What you need to do:
Find every line with the word "ноября" and give their count, nothing else.

Data for this exercise:
• • • • •

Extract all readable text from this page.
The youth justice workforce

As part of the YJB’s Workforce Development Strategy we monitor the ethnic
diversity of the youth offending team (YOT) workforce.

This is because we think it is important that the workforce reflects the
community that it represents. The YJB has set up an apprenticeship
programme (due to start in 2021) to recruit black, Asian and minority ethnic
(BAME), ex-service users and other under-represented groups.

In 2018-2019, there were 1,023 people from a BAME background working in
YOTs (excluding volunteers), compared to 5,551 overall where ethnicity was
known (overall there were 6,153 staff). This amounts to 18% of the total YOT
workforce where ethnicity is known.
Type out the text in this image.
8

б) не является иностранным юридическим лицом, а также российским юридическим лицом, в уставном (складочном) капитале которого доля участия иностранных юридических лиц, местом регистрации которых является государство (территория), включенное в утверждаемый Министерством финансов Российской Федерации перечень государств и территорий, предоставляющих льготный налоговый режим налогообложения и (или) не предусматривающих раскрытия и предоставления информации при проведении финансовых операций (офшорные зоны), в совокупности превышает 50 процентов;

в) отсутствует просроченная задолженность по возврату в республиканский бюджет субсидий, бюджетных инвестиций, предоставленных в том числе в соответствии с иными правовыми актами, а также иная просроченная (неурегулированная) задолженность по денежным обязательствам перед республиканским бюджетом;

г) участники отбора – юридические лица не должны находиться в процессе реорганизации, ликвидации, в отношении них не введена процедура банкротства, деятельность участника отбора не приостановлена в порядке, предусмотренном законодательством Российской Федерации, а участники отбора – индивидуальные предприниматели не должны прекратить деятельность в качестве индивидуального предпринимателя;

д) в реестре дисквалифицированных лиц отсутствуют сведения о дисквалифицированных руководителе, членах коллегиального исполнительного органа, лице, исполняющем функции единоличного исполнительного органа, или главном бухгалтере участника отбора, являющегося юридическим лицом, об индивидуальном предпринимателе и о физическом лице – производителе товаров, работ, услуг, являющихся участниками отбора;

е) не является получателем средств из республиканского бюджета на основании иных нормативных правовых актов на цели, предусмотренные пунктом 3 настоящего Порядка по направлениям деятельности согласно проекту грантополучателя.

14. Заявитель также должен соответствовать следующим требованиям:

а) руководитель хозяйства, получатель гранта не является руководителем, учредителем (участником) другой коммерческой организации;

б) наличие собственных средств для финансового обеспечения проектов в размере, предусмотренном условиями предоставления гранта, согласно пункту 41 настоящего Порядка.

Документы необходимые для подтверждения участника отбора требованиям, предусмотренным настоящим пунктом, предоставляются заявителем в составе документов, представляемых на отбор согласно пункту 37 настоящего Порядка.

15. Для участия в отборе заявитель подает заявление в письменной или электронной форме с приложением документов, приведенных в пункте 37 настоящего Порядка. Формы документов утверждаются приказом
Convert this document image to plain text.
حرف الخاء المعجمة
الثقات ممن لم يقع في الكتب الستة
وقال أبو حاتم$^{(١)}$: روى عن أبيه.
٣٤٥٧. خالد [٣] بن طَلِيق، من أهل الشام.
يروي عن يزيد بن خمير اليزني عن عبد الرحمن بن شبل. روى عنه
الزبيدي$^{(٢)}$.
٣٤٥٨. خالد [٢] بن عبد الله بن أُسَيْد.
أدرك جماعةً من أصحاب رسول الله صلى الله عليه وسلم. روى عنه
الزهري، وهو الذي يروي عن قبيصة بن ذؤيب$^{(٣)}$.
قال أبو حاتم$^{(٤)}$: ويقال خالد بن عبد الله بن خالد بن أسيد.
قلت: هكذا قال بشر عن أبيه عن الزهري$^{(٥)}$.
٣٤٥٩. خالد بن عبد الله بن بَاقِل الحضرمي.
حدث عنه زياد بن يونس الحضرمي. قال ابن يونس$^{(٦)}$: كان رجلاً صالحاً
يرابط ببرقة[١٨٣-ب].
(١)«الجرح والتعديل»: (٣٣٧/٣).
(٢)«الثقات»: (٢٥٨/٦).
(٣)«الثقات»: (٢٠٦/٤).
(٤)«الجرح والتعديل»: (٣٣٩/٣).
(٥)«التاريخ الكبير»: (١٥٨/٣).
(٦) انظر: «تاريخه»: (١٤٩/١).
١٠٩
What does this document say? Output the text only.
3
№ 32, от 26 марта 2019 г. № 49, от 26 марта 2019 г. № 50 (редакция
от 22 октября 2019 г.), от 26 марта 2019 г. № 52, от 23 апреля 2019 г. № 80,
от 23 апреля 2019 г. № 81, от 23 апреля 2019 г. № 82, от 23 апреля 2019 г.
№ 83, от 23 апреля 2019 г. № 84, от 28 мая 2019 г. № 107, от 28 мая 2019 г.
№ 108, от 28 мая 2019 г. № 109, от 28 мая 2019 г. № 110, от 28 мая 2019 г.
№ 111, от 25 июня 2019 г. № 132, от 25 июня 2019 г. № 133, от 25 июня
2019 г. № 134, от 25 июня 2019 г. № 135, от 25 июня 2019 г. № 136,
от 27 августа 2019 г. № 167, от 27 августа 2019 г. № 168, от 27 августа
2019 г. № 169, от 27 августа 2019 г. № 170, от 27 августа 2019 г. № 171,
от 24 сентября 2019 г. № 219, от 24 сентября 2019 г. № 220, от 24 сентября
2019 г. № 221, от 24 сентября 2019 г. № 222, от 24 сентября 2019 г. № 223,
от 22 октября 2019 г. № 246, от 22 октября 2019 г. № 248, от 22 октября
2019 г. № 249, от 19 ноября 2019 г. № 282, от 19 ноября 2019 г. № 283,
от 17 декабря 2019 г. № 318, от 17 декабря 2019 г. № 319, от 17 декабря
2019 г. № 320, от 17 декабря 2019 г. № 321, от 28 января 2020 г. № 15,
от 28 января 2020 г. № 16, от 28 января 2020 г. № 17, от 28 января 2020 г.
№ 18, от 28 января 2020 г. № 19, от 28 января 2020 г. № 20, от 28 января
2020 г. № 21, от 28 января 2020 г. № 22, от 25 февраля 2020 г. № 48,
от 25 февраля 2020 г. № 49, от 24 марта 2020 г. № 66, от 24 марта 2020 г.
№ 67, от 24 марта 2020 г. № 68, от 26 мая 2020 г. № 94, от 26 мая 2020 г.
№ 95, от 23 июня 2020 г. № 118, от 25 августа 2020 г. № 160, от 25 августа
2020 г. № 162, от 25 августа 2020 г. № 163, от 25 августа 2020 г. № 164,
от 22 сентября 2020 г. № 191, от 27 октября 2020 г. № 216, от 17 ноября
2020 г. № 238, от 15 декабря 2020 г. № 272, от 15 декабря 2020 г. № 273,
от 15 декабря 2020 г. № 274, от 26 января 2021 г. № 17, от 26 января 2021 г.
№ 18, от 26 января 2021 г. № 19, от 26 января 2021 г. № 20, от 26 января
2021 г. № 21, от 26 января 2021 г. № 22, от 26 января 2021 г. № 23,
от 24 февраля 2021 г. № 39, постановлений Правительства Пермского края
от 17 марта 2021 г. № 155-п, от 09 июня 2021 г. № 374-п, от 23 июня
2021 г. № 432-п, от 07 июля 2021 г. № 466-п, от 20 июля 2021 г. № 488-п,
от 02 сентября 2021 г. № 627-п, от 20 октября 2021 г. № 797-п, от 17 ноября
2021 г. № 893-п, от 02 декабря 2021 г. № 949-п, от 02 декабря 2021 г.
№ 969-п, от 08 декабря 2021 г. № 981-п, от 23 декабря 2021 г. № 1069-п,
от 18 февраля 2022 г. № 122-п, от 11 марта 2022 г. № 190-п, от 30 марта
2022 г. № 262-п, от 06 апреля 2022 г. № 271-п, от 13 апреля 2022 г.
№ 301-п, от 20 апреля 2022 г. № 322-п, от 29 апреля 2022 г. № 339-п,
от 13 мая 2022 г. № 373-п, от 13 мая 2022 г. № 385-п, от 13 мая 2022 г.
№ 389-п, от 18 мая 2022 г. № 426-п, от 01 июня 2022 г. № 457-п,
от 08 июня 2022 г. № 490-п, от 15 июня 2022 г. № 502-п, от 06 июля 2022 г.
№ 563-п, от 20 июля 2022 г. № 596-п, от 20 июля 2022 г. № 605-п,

• • • • •

Full response:
3